* _Stored data_:

□ □ □ □

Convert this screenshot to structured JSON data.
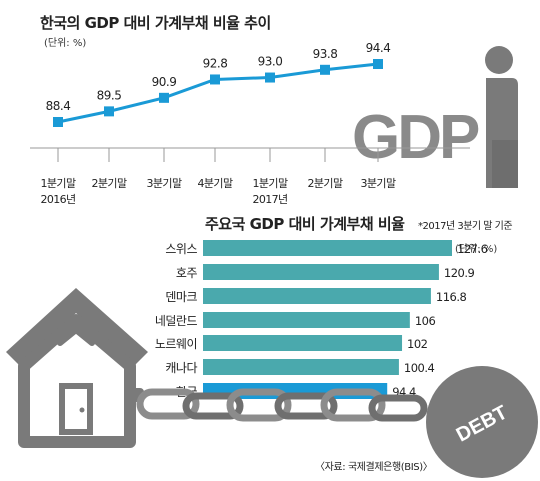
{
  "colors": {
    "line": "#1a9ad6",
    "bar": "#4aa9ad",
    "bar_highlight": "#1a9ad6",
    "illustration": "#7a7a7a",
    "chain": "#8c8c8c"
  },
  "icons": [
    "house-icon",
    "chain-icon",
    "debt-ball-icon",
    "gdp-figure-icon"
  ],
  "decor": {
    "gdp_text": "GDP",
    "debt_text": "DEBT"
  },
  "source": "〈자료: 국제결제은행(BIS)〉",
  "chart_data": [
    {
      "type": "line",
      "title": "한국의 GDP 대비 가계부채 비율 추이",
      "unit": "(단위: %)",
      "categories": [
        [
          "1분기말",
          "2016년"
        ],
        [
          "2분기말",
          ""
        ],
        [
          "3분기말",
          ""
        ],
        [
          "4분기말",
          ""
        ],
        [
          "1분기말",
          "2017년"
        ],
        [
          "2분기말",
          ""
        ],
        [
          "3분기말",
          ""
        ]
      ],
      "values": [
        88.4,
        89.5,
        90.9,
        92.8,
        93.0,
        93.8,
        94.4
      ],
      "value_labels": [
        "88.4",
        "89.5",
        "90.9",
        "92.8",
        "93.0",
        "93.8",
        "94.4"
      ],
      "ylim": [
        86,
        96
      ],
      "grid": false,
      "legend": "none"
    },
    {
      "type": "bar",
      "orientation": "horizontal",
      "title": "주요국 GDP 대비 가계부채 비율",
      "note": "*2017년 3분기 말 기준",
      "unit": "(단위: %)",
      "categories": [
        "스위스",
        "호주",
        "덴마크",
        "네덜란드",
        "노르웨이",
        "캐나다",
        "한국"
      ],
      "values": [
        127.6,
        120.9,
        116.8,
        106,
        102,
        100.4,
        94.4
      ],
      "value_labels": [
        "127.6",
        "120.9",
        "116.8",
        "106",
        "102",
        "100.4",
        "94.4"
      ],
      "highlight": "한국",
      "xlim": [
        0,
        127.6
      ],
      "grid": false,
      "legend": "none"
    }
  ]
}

□ □ □ □

* _What the task requires_:
All of the data above should be quoted exactly, except for the pictures.

* _Worked solution_:
Convert this screenshot to structured JSON data.
{
  "colors": {
    "line": "#1a9ad6",
    "bar": "#4aa9ad",
    "bar_highlight": "#1a9ad6",
    "illustration": "#7a7a7a",
    "chain": "#8c8c8c"
  },
  "icons": [
    "house-icon",
    "chain-icon",
    "debt-ball-icon",
    "gdp-figure-icon"
  ],
  "decor": {
    "gdp_text": "GDP",
    "debt_text": "DEBT"
  },
  "source": "〈자료: 국제결제은행(BIS)〉",
  "chart_data": [
    {
      "type": "line",
      "title": "한국의 GDP 대비 가계부채 비율 추이",
      "unit": "(단위: %)",
      "categories": [
        [
          "1분기말",
          "2016년"
        ],
        [
          "2분기말",
          ""
        ],
        [
          "3분기말",
          ""
        ],
        [
          "4분기말",
          ""
        ],
        [
          "1분기말",
          "2017년"
        ],
        [
          "2분기말",
          ""
        ],
        [
          "3분기말",
          ""
        ]
      ],
      "values": [
        88.4,
        89.5,
        90.9,
        92.8,
        93.0,
        93.8,
        94.4
      ],
      "value_labels": [
        "88.4",
        "89.5",
        "90.9",
        "92.8",
        "93.0",
        "93.8",
        "94.4"
      ],
      "ylim": [
        86,
        96
      ],
      "grid": false,
      "legend": "none"
    },
    {
      "type": "bar",
      "orientation": "horizontal",
      "title": "주요국 GDP 대비 가계부채 비율",
      "note": "*2017년 3분기 말 기준",
      "unit": "(단위: %)",
      "categories": [
        "스위스",
        "호주",
        "덴마크",
        "네덜란드",
        "노르웨이",
        "캐나다",
        "한국"
      ],
      "values": [
        127.6,
        120.9,
        116.8,
        106,
        102,
        100.4,
        94.4
      ],
      "value_labels": [
        "127.6",
        "120.9",
        "116.8",
        "106",
        "102",
        "100.4",
        "94.4"
      ],
      "highlight": "한국",
      "xlim": [
        0,
        127.6
      ],
      "grid": false,
      "legend": "none"
    }
  ]
}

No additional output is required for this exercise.